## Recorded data
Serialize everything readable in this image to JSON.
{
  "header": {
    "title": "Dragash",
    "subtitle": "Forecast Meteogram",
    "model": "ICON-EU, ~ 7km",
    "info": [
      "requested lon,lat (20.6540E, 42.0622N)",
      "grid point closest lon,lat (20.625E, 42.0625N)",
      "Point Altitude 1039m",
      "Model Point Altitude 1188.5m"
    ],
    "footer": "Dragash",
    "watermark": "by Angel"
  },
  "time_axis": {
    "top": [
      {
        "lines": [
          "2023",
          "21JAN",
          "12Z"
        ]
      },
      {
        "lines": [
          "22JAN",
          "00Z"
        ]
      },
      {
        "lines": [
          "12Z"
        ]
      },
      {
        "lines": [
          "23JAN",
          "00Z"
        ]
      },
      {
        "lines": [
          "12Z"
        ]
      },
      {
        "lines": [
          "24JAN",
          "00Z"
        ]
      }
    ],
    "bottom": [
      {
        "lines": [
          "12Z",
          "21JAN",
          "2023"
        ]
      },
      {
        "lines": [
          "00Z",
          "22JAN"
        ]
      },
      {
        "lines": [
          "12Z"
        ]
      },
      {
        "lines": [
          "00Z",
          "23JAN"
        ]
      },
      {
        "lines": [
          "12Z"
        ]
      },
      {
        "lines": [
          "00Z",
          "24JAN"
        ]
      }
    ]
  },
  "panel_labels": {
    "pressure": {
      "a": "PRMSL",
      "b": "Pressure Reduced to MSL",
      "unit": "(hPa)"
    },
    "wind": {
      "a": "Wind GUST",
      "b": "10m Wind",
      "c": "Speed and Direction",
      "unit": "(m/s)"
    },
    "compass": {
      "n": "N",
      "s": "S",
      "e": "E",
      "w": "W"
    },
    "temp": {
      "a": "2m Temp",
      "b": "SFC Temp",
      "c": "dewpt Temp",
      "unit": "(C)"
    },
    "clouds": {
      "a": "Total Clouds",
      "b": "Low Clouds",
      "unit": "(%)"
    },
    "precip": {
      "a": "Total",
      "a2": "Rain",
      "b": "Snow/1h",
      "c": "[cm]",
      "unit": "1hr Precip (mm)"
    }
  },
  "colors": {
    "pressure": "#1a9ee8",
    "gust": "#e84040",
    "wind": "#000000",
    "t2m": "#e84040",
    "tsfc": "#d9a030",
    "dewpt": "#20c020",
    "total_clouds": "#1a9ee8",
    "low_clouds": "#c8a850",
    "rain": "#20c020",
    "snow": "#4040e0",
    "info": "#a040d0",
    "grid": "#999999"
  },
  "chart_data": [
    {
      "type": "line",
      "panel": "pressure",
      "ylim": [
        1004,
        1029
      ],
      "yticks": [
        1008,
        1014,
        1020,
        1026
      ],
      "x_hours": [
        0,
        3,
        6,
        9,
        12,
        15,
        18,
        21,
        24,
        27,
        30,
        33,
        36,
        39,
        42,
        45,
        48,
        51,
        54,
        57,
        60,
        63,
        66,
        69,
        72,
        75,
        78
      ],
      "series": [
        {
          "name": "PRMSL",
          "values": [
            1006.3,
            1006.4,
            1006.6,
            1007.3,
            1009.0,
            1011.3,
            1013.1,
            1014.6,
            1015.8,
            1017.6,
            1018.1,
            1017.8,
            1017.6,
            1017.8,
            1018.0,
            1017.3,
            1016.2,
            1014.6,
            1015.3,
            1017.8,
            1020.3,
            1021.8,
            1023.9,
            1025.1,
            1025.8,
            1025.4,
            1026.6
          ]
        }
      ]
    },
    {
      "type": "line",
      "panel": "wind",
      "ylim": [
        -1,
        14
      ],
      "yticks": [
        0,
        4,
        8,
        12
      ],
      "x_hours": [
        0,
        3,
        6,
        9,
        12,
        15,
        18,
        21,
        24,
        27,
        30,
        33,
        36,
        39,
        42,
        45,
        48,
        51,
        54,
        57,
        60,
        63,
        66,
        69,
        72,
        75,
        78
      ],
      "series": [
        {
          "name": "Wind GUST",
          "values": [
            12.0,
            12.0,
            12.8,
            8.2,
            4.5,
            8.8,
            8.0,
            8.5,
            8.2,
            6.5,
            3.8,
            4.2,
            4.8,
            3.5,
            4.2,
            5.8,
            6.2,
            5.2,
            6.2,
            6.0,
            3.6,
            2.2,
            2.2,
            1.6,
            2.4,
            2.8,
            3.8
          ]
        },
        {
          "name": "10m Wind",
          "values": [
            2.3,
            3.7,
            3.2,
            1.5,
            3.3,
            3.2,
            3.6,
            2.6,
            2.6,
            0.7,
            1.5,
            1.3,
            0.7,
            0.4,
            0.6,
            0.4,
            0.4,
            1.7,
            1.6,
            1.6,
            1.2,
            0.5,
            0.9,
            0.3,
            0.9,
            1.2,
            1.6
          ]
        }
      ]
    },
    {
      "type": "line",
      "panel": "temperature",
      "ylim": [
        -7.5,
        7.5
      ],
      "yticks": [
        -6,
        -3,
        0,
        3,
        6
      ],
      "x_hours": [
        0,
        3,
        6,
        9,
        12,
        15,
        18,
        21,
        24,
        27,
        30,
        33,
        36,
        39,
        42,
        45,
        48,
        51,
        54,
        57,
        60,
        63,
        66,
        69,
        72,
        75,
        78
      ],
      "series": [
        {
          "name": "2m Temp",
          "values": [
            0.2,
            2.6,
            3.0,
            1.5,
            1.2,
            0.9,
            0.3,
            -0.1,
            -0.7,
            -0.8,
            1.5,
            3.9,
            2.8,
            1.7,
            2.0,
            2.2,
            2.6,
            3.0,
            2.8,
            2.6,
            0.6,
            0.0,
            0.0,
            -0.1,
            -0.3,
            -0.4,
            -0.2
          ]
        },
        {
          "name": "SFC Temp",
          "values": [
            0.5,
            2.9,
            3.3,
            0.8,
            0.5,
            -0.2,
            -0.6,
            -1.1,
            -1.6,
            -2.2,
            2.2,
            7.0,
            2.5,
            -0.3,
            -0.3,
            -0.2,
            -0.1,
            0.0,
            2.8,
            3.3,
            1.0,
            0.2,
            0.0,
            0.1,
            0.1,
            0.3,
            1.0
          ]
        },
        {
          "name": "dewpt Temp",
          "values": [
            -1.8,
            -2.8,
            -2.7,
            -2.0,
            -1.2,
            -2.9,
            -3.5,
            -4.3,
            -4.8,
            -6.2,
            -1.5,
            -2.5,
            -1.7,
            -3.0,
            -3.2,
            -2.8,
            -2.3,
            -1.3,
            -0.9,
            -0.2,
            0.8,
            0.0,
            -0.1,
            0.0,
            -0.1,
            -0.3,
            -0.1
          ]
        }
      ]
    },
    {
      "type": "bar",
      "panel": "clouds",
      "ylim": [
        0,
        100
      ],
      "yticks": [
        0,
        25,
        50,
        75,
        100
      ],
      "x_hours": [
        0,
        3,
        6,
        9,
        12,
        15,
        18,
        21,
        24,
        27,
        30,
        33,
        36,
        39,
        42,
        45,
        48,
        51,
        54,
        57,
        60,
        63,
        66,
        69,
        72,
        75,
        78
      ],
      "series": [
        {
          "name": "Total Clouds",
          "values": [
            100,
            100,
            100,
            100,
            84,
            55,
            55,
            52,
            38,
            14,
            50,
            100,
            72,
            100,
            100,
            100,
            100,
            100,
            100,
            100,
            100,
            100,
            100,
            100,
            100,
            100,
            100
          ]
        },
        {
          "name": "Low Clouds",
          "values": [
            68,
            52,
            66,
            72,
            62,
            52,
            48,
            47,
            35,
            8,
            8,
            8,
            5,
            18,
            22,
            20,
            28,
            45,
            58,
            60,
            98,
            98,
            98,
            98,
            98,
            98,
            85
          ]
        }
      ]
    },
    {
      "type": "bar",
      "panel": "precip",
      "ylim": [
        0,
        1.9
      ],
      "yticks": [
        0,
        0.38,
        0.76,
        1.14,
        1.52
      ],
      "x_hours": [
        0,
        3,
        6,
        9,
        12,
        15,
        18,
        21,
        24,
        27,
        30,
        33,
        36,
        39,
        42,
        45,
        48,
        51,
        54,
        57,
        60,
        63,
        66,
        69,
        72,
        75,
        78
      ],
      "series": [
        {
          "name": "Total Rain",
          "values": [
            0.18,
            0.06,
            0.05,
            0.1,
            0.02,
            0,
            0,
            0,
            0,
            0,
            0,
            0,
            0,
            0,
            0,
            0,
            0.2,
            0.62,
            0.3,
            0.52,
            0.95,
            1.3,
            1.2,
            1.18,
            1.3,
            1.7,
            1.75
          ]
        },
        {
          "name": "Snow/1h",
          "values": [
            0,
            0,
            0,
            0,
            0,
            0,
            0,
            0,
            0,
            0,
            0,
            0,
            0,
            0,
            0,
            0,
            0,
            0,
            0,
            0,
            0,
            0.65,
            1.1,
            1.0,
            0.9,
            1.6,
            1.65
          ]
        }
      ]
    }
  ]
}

## STATED PROBLEM
Of all the lines above, how many contain the word "dewpt"? Give the number and nothing else.

## FULL OUTPUT
3